TEXT SHOWN -
▽

Caribbean Route.

Note: If the map on the email version you have received is not clear, click on the map to enlarge it.

The route from Grenada to Curacao has two potential dangers: 1. Piracy off the North coast of Venezuela, which evidently, is worse than the piracy which we had expected off the Somali coast in the Gulf of Aden – so, we sail well offshore from the Venezuelan Islands of Blanquila and Los Rogues! 2. Strong easterly winds, which build up towards the Gulf of Mexico, after their long journey across the Atlantic.

The Predictwind Offshore service which we are subscribed to, indicated a favourable four day weather window starting on the 7 th November 2020. The expected wind strength for the 440 nm (815 km) distance was around a 15 knot Easterly with swells of 1 – 2 metres. Ideal for Esprit with a poled out jib and full main, going dead downwind. We set sail from St George’s in Grenada on the 7th at 15:00.

To remind us of the high rainfall in Grenada and as a farewell present, we were hit by a severe squall with torrential rain, two miles offshore. After this, Harry the Hydrovane took control and we were sailing downwind at 9 – 11 knots SOG (Speed Over Ground). With no further rain and  a consistent wind, we had a wonderful trip downwind for the next two days.

Harry the Hydrovane.

The prediction for day 3.

Weather, according to MetBob in New Zealand (Bob McDavitt), is a mix of pattern and chaos. It therefore comes as no surprise, when the wind suddenly dies down on day three, despite the predictions. We had to start the Yanmar engine and motor for the last 30 hours, before anchoring in Curacao – averaging 6.1 knots over the total distance. As passages go, this one was both good and frustrating.

Although Bonaire is the first island in the Netherlands Antilles to be reached, sailing from Grenada, we passed it by as Bonaire required 14 days quarantine on arrival. It is a small island, but has good diving.

Approaching Bonaire.

The southern tip of Bonaire.

Day 3: Annie catches a good sized Dorado (Mahi Mahi) with her new pink lure.

△

SET TASK -
In the Caribbean route text, why did the crew sail past Bonaire without stopping?

DATA -
▽

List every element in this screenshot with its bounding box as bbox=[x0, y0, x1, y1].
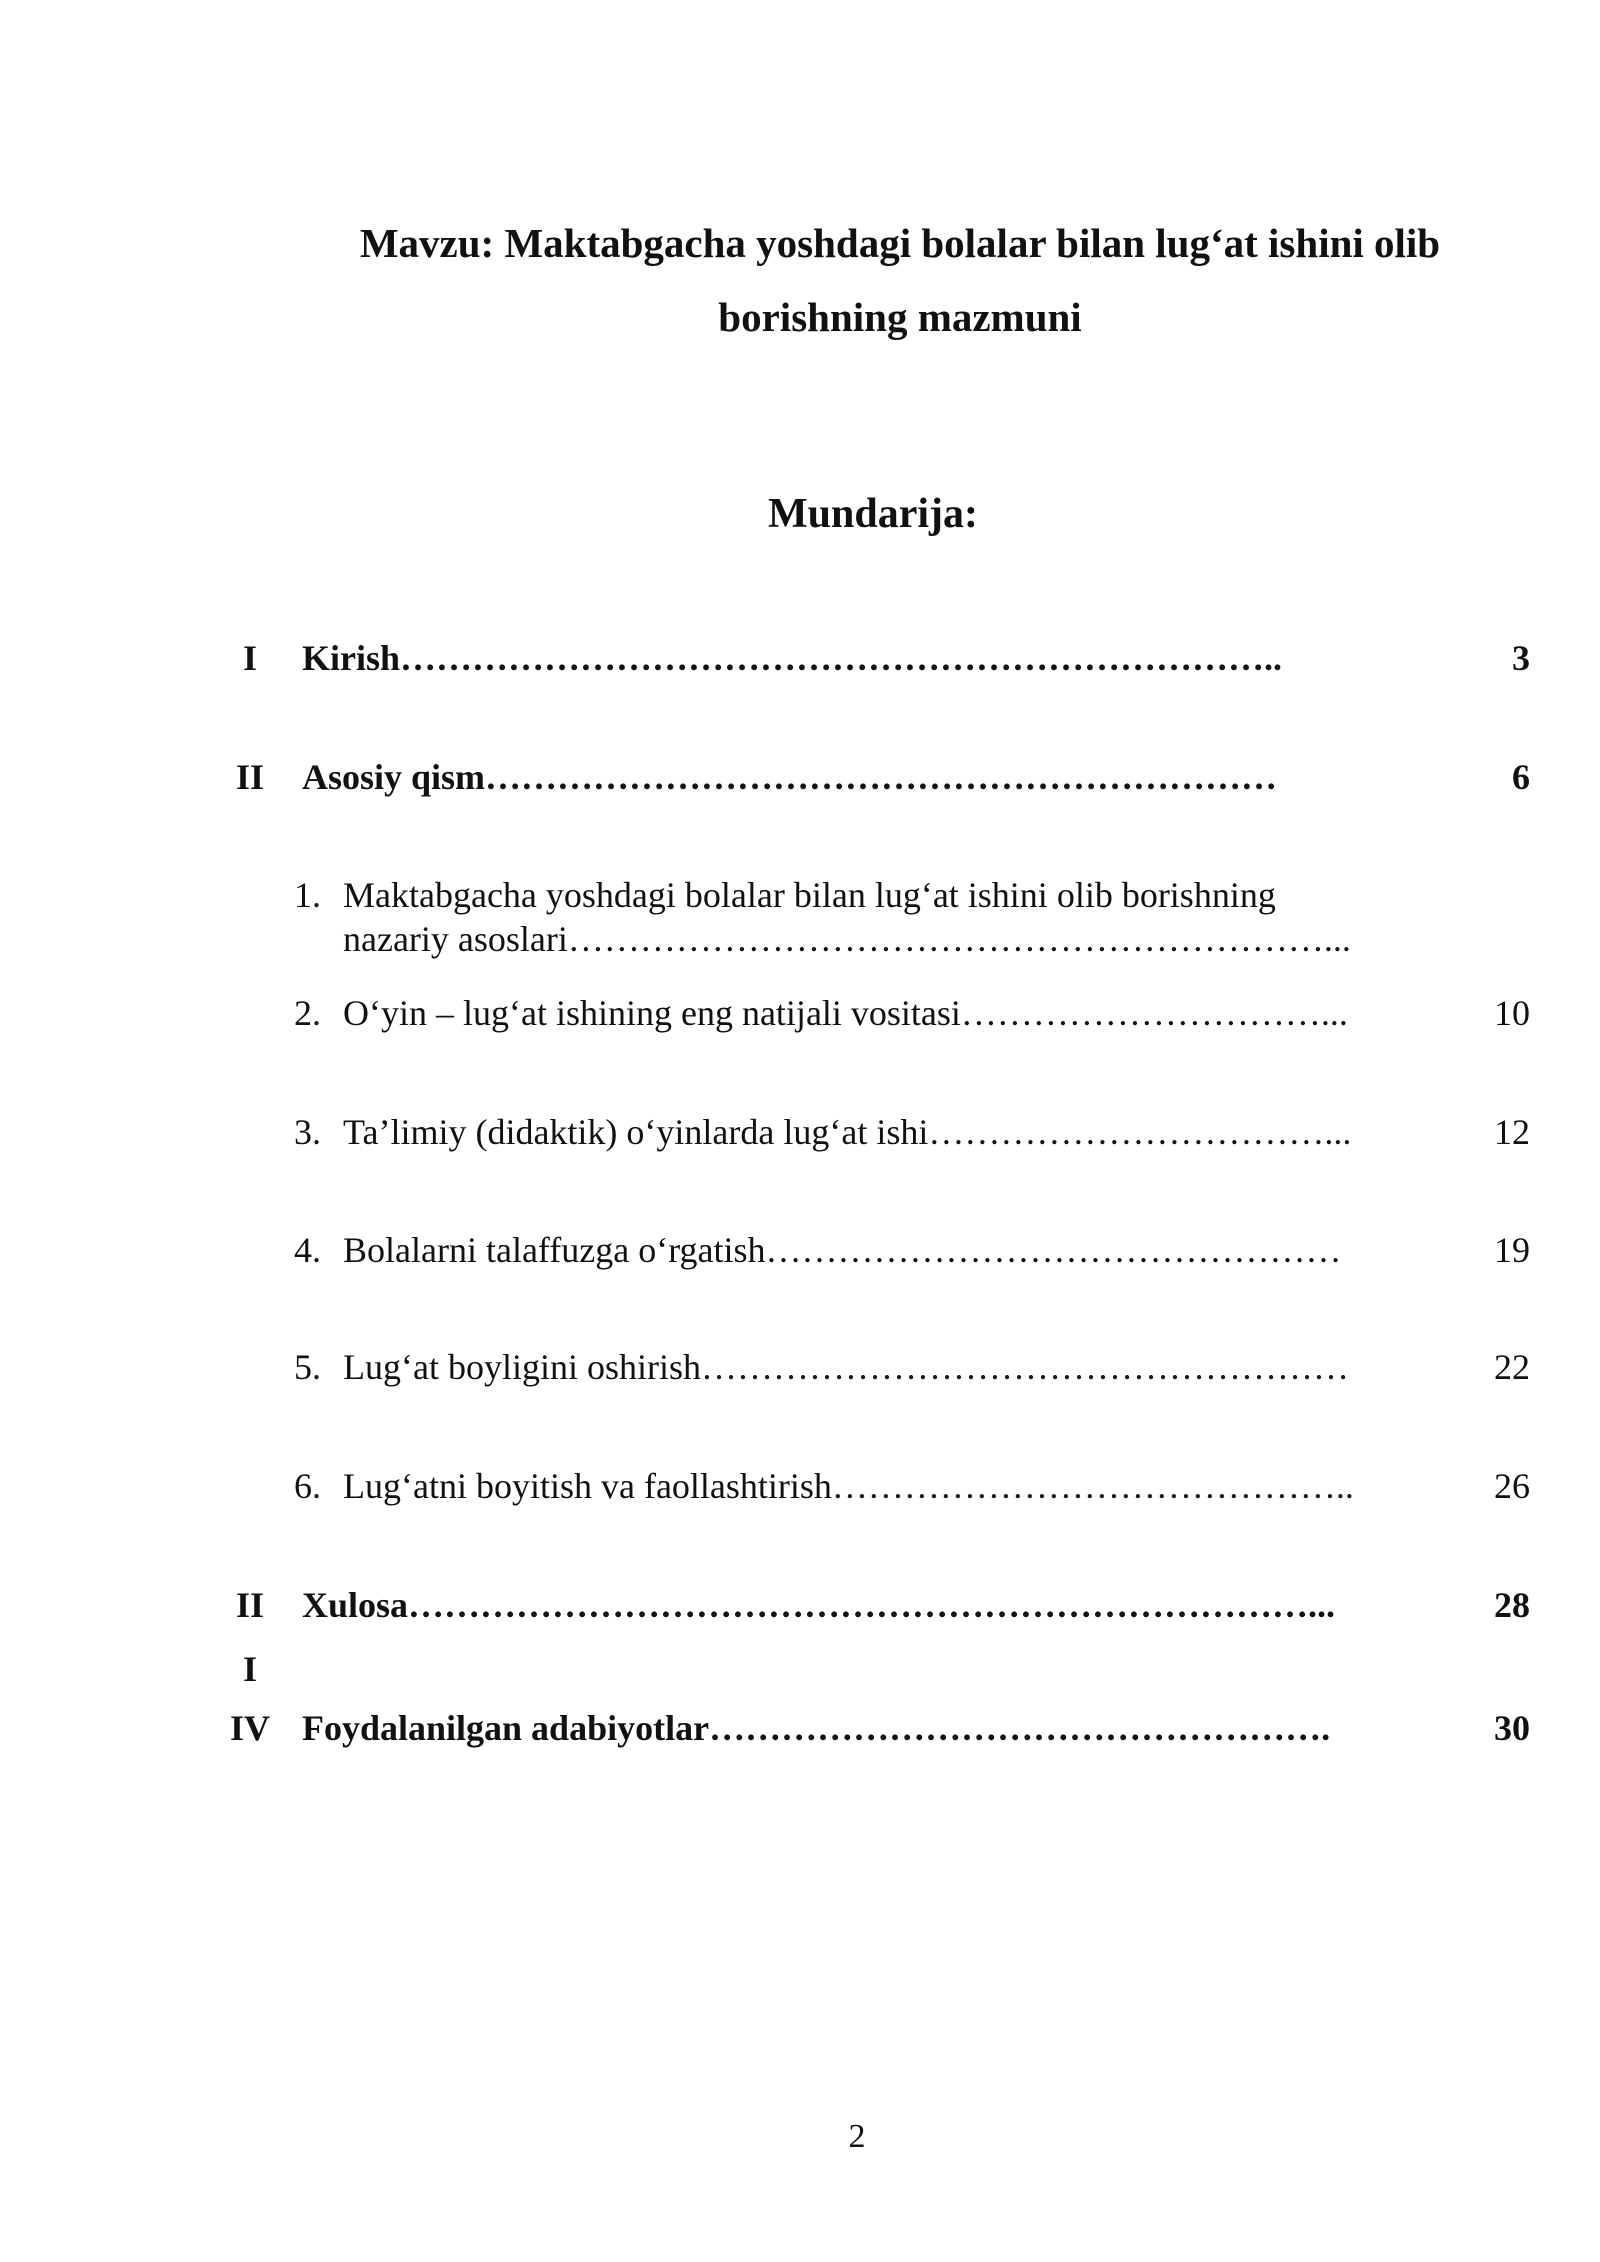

△

COMPLETED EXERCISE -
Bonaire required 14 days of quarantine on arrival.